— start of DATASET RECORDS —
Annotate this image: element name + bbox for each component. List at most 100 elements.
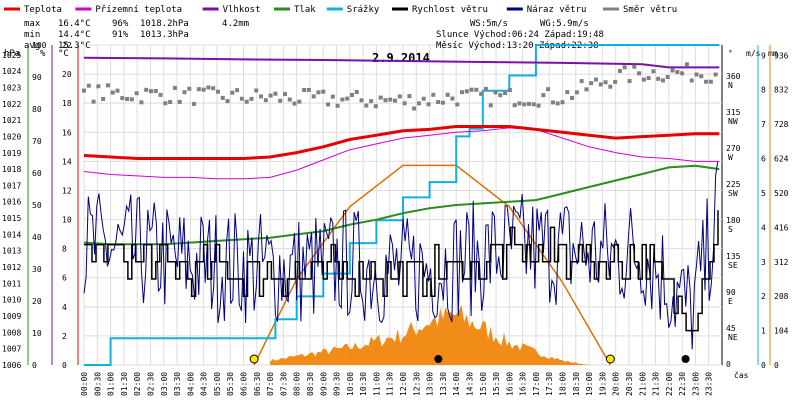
chart-title: 2.9.2014 <box>372 51 430 65</box>
wind-direction-point <box>637 71 642 76</box>
wind-direction-point <box>708 79 713 84</box>
c-tick-label: 22 <box>62 41 72 50</box>
wind-direction-point <box>206 85 211 90</box>
wind-direction-point <box>316 90 321 95</box>
wind-direction-point <box>168 100 173 105</box>
wind-gust-line <box>83 161 719 350</box>
mm-tick-label: 0 <box>774 361 779 370</box>
legend-label: Směr větru <box>623 5 677 15</box>
wind-direction-point <box>598 82 603 87</box>
wind-direction-point <box>460 90 465 95</box>
wind-direction-point <box>263 98 268 103</box>
x-tick-label: 17:00 <box>532 372 541 396</box>
wind-direction-point <box>660 78 665 83</box>
c-tick-label: 4 <box>62 303 67 312</box>
wind-direction-point <box>82 88 86 93</box>
c-tick-label: 0 <box>62 361 67 370</box>
wind-direction-point <box>546 87 551 92</box>
wind-direction-point <box>172 85 177 90</box>
pct-tick-label: 40 <box>32 233 42 242</box>
pct-tick-label: 100 <box>32 41 47 50</box>
moon-moonrise-marker <box>434 355 443 363</box>
dir-tick-abbrev: NW <box>728 117 738 126</box>
hpa-unit: hPa <box>4 49 20 59</box>
dir-tick-label: 0 <box>726 360 731 369</box>
wind-direction-point <box>570 95 575 100</box>
x-tick-label: 16:30 <box>519 372 528 396</box>
wind-direction-point <box>125 96 130 101</box>
wind-direction-point <box>110 90 115 95</box>
x-tick-label: 12:30 <box>412 372 421 396</box>
wind-direction-point <box>675 70 680 75</box>
hpa-tick-label: 1008 <box>2 328 21 337</box>
x-tick-label: 05:00 <box>213 372 222 396</box>
wind-direction-point <box>397 94 402 99</box>
wind-direction-point <box>402 101 407 106</box>
hpa-tick-label: 1021 <box>2 116 21 125</box>
wind-direction-point <box>340 97 345 102</box>
hpa-tick-label: 1024 <box>2 67 21 76</box>
ms-tick-label: 2 <box>761 292 766 301</box>
wind-direction-point <box>436 100 441 105</box>
dir-tick-abbrev: SE <box>728 261 738 270</box>
stat-min-label: min <box>24 30 40 40</box>
hpa-tick-label: 1018 <box>2 165 21 174</box>
wind-direction-point <box>627 79 632 84</box>
x-tick-label: 09:30 <box>333 372 342 396</box>
wind-direction-point <box>565 90 570 95</box>
wind-speed-line <box>84 210 719 332</box>
dir-tick-abbrev: W <box>728 153 733 162</box>
x-tick-label: 07:00 <box>266 372 275 396</box>
legend-label: Náraz větru <box>527 5 587 15</box>
wind-direction-point <box>326 102 331 107</box>
ms-tick-label: 3 <box>761 258 766 267</box>
wind-direction-point <box>383 98 388 103</box>
c-tick-label: 8 <box>62 245 67 254</box>
x-tick-label: 10:00 <box>346 372 355 396</box>
wind-direction-point <box>96 84 101 89</box>
pct-tick-label: 70 <box>32 137 42 146</box>
ground-temperature-line <box>83 127 720 180</box>
ms-tick-label: 9 <box>761 51 766 60</box>
wind-direction-point <box>550 100 555 105</box>
temperature-line <box>83 125 720 160</box>
wind-direction-point <box>349 92 354 97</box>
wind-direction-point <box>670 68 675 73</box>
mm-tick-label: 520 <box>774 189 789 198</box>
pct-tick-label: 20 <box>32 297 42 306</box>
hpa-tick-label: 1009 <box>2 312 21 321</box>
x-tick-label: 06:00 <box>240 372 249 396</box>
wind-direction-point <box>440 100 445 105</box>
wind-direction-point <box>268 93 273 98</box>
x-tick-label: 23:30 <box>705 372 714 396</box>
wind-direction-point <box>86 83 91 88</box>
stat-avg-label: avg <box>24 41 40 51</box>
wind-direction-point <box>699 74 704 79</box>
x-tick-label: 18:00 <box>559 372 568 396</box>
wind-direction-point <box>608 84 613 89</box>
wind-direction-point <box>225 99 230 104</box>
x-tick-label: 16:00 <box>505 372 514 396</box>
c-tick-label: 18 <box>62 99 72 108</box>
wind-direction-point <box>201 87 206 92</box>
wind-direction-point <box>129 97 134 102</box>
x-tick-label: 20:30 <box>625 372 634 396</box>
hpa-tick-label: 1015 <box>2 214 21 223</box>
wind-direction-point <box>148 89 153 94</box>
wind-direction-point <box>536 103 541 108</box>
wind-direction-point <box>684 62 689 67</box>
hpa-tick-label: 1023 <box>2 83 21 92</box>
stat-sun: Slunce Východ:06:24 Západ:19:48 <box>436 30 604 40</box>
wind-direction-point <box>517 101 522 106</box>
ms-tick-label: 1 <box>761 327 766 336</box>
wind-direction-point <box>105 83 110 88</box>
dir-tick-abbrev: SW <box>728 189 738 198</box>
wind-direction-point <box>464 89 469 94</box>
stat-avg-temp: 15.3°C <box>58 41 91 51</box>
pct-tick-label: 90 <box>32 73 42 82</box>
wind-direction-point <box>632 64 637 69</box>
dir-tick-abbrev: N <box>728 81 733 90</box>
dir-tick-label: 225 <box>726 180 741 189</box>
hpa-tick-label: 1006 <box>2 361 21 370</box>
x-tick-label: 04:00 <box>186 372 195 396</box>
— end of DATASET RECORDS —
- REQUIRED TASK -
Recast every line above as a JSON list of strings, with one string for each line. Skip blank lines and leave the pictures out.

- SOLVED PROBLEM -
[
  "Annotate this image: element name + bbox for each component. List at most 100 elements.",
  "chart-title: 2.9.2014 <box>372 51 430 65</box>",
  "wind-direction-point <box>637 71 642 76</box>",
  "wind-direction-point <box>708 79 713 84</box>",
  "c-tick-label: 22 <box>62 41 72 50</box>",
  "wind-direction-point <box>206 85 211 90</box>",
  "wind-direction-point <box>316 90 321 95</box>",
  "wind-direction-point <box>168 100 173 105</box>",
  "wind-gust-line <box>83 161 719 350</box>",
  "mm-tick-label: 0 <box>774 361 779 370</box>",
  "legend-label: Směr větru <box>623 5 677 15</box>",
  "wind-direction-point <box>598 82 603 87</box>",
  "wind-direction-point <box>460 90 465 95</box>",
  "wind-direction-point <box>263 98 268 103</box>",
  "x-tick-label: 17:00 <box>532 372 541 396</box>",
  "wind-direction-point <box>660 78 665 83</box>",
  "c-tick-label: 4 <box>62 303 67 312</box>",
  "wind-direction-point <box>82 88 86 93</box>",
  "c-tick-label: 0 <box>62 361 67 370</box>",
  "wind-direction-point <box>546 87 551 92</box>",
  "wind-direction-point <box>172 85 177 90</box>",
  "pct-tick-label: 40 <box>32 233 42 242</box>",
  "pct-tick-label: 100 <box>32 41 47 50</box>",
  "moon-moonrise-marker <box>434 355 443 363</box>",
  "dir-tick-abbrev: NW <box>728 117 738 126</box>",
  "hpa-unit: hPa <box>4 49 20 59</box>",
  "dir-tick-label: 0 <box>726 360 731 369</box>",
  "wind-direction-point <box>570 95 575 100</box>",
  "x-tick-label: 16:30 <box>519 372 528 396</box>",
  "wind-direction-point <box>125 96 130 101</box>",
  "wind-direction-point <box>110 90 115 95</box>",
  "x-tick-label: 12:30 <box>412 372 421 396</box>",
  "wind-direction-point <box>675 70 680 75</box>",
  "hpa-tick-label: 1008 <box>2 328 21 337</box>",
  "x-tick-label: 05:00 <box>213 372 222 396</box>",
  "wind-direction-point <box>397 94 402 99</box>",
  "wind-direction-point <box>402 101 407 106</box>",
  "hpa-tick-label: 1021 <box>2 116 21 125</box>",
  "wind-direction-point <box>340 97 345 102</box>",
  "hpa-tick-label: 1024 <box>2 67 21 76</box>",
  "ms-tick-label: 2 <box>761 292 766 301</box>",
  "wind-direction-point <box>436 100 441 105</box>",
  "dir-tick-abbrev: SE <box>728 261 738 270</box>",
  "stat-min-label: min <box>24 30 40 40</box>",
  "hpa-tick-label: 1018 <box>2 165 21 174</box>",
  "wind-direction-point <box>627 79 632 84</box>",
  "x-tick-label: 09:30 <box>333 372 342 396</box>",
  "wind-direction-point <box>565 90 570 95</box>",
  "wind-speed-line <box>84 210 719 332</box>",
  "dir-tick-abbrev: W <box>728 153 733 162</box>",
  "x-tick-label: 07:00 <box>266 372 275 396</box>",
  "legend-label: Náraz větru <box>527 5 587 15</box>",
  "wind-direction-point <box>326 102 331 107</box>",
  "ms-tick-label: 3 <box>761 258 766 267</box>",
  "wind-direction-point <box>383 98 388 103</box>",
  "c-tick-label: 8 <box>62 245 67 254</box>",
  "x-tick-label: 10:00 <box>346 372 355 396</box>",
  "wind-direction-point <box>96 84 101 89</box>",
  "pct-tick-label: 70 <box>32 137 42 146</box>",
  "ground-temperature-line <box>83 127 720 180</box>",
  "ms-tick-label: 9 <box>761 51 766 60</box>",
  "wind-direction-point <box>550 100 555 105</box>",
  "temperature-line <box>83 125 720 160</box>",
  "wind-direction-point <box>349 92 354 97</box>",
  "wind-direction-point <box>670 68 675 73</box>",
  "mm-tick-label: 520 <box>774 189 789 198</box>",
  "pct-tick-label: 20 <box>32 297 42 306</box>",
  "hpa-tick-label: 1009 <box>2 312 21 321</box>",
  "x-tick-label: 06:00 <box>240 372 249 396</box>",
  "wind-direction-point <box>440 100 445 105</box>",
  "wind-direction-point <box>268 93 273 98</box>",
  "x-tick-label: 23:30 <box>705 372 714 396</box>",
  "wind-direction-point <box>86 83 91 88</box>",
  "stat-avg-label: avg <box>24 41 40 51</box>",
  "wind-direction-point <box>699 74 704 79</box>",
  "x-tick-label: 18:00 <box>559 372 568 396</box>",
  "wind-direction-point <box>608 84 613 89</box>",
  "wind-direction-point <box>225 99 230 104</box>",
  "x-tick-label: 16:00 <box>505 372 514 396</box>",
  "c-tick-label: 18 <box>62 99 72 108</box>",
  "wind-direction-point <box>201 87 206 92</box>",
  "wind-direction-point <box>129 97 134 102</box>",
  "x-tick-label: 20:30 <box>625 372 634 396</box>",
  "hpa-tick-label: 1015 <box>2 214 21 223</box>",
  "wind-direction-point <box>148 89 153 94</box>",
  "wind-direction-point <box>536 103 541 108</box>",
  "wind-direction-point <box>684 62 689 67</box>",
  "hpa-tick-label: 1023 <box>2 83 21 92</box>",
  "stat-sun: Slunce Východ:06:24 Západ:19:48 <box>436 30 604 40</box>",
  "wind-direction-point <box>517 101 522 106</box>",
  "ms-tick-label: 1 <box>761 327 766 336</box>",
  "wind-direction-point <box>105 83 110 88</box>",
  "dir-tick-abbrev: SW <box>728 189 738 198</box>",
  "wind-direction-point <box>464 89 469 94</box>",
  "stat-avg-temp: 15.3°C <box>58 41 91 51</box>",
  "pct-tick-label: 90 <box>32 73 42 82</box>",
  "wind-direction-point <box>632 64 637 69</box>",
  "dir-tick-abbrev: N <box>728 81 733 90</box>",
  "dir-tick-label: 225 <box>726 180 741 189</box>",
  "hpa-tick-label: 1006 <box>2 361 21 370</box>",
  "x-tick-label: 04:00 <box>186 372 195 396</box>"
]